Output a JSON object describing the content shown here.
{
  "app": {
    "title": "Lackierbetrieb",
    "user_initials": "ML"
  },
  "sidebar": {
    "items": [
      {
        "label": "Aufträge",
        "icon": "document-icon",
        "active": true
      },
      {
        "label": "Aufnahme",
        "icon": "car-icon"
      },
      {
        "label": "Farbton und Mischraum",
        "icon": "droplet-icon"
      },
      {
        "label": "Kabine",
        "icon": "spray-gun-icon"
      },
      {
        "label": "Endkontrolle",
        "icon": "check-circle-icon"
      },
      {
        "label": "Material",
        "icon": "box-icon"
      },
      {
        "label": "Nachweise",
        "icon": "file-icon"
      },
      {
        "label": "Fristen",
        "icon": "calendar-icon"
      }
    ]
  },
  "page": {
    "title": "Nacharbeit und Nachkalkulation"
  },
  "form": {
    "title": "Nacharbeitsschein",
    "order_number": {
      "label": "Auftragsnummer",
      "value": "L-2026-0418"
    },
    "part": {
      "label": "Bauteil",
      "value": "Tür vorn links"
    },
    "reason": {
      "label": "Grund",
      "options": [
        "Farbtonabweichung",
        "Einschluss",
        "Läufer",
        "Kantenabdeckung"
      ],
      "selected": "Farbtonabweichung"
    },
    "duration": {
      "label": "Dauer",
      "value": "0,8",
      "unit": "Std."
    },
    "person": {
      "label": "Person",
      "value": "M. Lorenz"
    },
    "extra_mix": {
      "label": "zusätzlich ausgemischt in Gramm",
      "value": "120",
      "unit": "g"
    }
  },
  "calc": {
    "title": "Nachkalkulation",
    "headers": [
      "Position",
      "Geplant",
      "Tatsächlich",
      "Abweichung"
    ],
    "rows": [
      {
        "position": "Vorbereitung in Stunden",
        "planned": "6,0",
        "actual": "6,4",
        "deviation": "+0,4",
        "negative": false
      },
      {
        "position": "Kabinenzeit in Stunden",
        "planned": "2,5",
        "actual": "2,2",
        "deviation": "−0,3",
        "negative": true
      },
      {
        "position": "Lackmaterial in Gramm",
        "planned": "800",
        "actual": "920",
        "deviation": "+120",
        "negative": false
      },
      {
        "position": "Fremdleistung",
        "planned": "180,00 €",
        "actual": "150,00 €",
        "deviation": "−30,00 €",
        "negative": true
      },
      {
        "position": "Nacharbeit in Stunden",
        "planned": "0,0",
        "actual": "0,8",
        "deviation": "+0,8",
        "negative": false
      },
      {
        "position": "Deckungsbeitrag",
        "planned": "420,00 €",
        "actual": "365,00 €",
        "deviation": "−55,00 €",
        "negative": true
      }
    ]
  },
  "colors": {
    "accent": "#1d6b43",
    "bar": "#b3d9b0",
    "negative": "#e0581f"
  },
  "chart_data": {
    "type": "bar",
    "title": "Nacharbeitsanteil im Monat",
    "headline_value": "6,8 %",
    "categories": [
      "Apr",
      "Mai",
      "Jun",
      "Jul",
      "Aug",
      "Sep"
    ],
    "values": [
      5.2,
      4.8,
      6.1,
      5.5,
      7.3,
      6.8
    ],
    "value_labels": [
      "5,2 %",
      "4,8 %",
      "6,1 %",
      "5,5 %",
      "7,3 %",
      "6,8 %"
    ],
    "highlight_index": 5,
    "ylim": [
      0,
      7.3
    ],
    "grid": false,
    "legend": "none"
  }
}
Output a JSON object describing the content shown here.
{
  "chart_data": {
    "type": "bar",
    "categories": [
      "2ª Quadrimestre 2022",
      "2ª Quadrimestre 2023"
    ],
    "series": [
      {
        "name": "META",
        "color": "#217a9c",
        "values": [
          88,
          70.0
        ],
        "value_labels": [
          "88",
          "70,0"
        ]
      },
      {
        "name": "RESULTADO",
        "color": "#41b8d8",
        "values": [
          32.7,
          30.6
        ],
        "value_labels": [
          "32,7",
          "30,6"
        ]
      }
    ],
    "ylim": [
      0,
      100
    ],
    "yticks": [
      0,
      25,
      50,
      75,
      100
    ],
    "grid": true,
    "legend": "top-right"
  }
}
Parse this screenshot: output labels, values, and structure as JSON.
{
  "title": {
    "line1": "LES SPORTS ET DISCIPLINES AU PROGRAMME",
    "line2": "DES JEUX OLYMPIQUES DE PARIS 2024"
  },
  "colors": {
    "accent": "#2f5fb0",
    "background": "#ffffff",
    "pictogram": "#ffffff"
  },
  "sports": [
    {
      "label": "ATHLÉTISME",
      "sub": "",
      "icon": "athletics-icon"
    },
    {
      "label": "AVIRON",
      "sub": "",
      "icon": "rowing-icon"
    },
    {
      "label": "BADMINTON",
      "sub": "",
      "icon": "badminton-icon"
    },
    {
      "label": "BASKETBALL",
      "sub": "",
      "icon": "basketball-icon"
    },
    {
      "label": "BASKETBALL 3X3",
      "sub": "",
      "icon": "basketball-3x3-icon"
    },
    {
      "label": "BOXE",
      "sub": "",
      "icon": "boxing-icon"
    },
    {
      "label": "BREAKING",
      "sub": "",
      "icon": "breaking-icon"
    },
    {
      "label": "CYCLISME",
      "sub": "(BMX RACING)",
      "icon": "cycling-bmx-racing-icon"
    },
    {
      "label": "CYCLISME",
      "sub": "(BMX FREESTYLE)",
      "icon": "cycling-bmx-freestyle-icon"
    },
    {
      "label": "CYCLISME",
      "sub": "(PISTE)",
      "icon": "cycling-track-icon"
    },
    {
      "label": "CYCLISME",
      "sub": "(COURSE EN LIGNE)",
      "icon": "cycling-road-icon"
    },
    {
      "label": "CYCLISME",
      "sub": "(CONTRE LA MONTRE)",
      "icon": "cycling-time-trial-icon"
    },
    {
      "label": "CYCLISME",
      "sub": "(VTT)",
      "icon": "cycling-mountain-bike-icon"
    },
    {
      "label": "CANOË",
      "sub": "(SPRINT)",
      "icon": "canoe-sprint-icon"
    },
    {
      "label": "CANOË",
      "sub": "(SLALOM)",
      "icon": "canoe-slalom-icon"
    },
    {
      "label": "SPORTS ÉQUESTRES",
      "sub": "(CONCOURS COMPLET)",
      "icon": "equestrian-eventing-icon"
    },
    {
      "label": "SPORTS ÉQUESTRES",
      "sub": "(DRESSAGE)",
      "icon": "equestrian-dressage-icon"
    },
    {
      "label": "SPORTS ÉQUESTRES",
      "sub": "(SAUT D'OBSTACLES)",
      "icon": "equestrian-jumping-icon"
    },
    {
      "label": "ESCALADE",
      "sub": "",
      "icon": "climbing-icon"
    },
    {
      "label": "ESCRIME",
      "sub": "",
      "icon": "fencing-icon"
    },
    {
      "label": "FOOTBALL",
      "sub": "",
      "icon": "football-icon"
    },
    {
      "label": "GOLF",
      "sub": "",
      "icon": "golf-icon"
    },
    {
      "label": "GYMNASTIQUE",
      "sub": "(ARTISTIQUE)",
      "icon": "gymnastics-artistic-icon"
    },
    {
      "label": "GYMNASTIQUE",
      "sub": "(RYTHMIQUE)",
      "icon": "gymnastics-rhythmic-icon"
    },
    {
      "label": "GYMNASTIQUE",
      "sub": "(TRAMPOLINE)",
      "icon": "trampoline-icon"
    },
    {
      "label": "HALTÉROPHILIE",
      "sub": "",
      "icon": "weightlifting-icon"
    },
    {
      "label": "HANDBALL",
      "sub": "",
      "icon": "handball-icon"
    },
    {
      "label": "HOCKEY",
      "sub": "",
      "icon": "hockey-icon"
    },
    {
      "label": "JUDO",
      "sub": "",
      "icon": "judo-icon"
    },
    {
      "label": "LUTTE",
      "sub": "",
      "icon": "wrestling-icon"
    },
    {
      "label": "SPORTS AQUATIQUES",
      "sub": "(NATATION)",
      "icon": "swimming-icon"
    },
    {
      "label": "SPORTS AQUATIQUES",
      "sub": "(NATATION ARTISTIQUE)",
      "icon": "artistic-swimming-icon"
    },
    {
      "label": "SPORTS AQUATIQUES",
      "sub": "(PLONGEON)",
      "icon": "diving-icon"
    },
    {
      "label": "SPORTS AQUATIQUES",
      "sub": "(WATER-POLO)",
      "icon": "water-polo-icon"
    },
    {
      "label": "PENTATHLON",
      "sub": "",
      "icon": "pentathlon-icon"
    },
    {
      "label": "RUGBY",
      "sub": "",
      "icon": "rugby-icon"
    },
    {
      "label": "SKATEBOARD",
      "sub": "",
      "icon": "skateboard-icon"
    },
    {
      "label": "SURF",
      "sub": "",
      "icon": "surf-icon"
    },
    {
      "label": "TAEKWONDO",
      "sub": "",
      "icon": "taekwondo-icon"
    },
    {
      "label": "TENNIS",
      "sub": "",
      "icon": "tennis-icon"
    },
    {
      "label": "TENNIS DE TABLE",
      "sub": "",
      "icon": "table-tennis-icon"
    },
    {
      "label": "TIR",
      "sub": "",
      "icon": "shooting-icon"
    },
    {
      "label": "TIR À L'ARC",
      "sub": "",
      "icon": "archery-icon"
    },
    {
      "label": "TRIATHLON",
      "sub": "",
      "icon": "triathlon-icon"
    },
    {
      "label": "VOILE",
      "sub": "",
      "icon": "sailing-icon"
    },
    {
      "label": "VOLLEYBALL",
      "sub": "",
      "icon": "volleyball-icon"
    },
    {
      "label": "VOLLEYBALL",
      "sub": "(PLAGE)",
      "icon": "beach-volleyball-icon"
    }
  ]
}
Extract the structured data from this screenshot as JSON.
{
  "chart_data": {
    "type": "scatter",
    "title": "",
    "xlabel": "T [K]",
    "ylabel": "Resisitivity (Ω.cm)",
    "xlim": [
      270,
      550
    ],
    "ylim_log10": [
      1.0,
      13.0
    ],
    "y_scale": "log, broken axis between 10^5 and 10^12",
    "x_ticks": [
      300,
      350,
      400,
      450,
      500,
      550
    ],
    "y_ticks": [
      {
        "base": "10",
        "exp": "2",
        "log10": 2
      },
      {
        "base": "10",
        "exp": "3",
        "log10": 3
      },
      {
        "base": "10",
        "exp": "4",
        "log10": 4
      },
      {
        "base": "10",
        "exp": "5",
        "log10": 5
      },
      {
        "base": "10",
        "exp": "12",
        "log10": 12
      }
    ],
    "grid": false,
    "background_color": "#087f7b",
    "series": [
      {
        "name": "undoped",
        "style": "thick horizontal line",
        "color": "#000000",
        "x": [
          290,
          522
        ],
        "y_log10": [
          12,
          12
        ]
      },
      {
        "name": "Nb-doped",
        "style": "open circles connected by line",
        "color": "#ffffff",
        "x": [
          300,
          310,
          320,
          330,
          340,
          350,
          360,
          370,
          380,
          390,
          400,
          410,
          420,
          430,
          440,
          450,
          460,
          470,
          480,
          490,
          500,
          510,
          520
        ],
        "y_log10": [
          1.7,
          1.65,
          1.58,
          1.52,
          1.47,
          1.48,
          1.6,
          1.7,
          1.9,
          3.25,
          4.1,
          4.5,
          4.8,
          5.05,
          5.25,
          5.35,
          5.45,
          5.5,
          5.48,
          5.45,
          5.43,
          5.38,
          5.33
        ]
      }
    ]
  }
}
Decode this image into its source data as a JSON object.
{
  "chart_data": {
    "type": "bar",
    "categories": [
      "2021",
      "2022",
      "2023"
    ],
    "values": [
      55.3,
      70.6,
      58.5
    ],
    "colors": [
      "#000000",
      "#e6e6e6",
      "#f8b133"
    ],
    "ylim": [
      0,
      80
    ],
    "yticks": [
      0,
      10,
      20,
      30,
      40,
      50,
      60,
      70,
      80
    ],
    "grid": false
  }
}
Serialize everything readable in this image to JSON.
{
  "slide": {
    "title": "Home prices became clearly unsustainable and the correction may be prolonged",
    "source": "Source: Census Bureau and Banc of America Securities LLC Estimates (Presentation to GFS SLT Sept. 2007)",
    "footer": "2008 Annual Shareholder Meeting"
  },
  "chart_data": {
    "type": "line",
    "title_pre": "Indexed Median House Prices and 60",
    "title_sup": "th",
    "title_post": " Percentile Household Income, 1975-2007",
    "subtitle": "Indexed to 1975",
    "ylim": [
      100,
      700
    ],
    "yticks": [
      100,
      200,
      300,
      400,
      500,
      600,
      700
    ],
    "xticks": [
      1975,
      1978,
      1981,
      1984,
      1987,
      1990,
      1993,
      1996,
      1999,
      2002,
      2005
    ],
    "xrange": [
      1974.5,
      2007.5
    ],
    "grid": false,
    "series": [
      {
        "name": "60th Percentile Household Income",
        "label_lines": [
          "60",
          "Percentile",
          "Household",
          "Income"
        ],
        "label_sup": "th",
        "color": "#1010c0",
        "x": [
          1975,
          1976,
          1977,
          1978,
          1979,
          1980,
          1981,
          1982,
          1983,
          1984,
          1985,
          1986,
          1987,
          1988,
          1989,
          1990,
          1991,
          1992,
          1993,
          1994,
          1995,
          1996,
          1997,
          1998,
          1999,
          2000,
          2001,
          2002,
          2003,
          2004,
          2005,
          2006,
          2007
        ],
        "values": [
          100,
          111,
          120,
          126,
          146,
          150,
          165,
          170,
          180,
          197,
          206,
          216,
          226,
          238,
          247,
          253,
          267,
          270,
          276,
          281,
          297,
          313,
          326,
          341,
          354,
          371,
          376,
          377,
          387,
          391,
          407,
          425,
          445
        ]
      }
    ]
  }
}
□ □ □ □
# What you need to do:
Of the lines in this listing, report how many contain the string "deviation", and give the number only.

# Finished answer:
6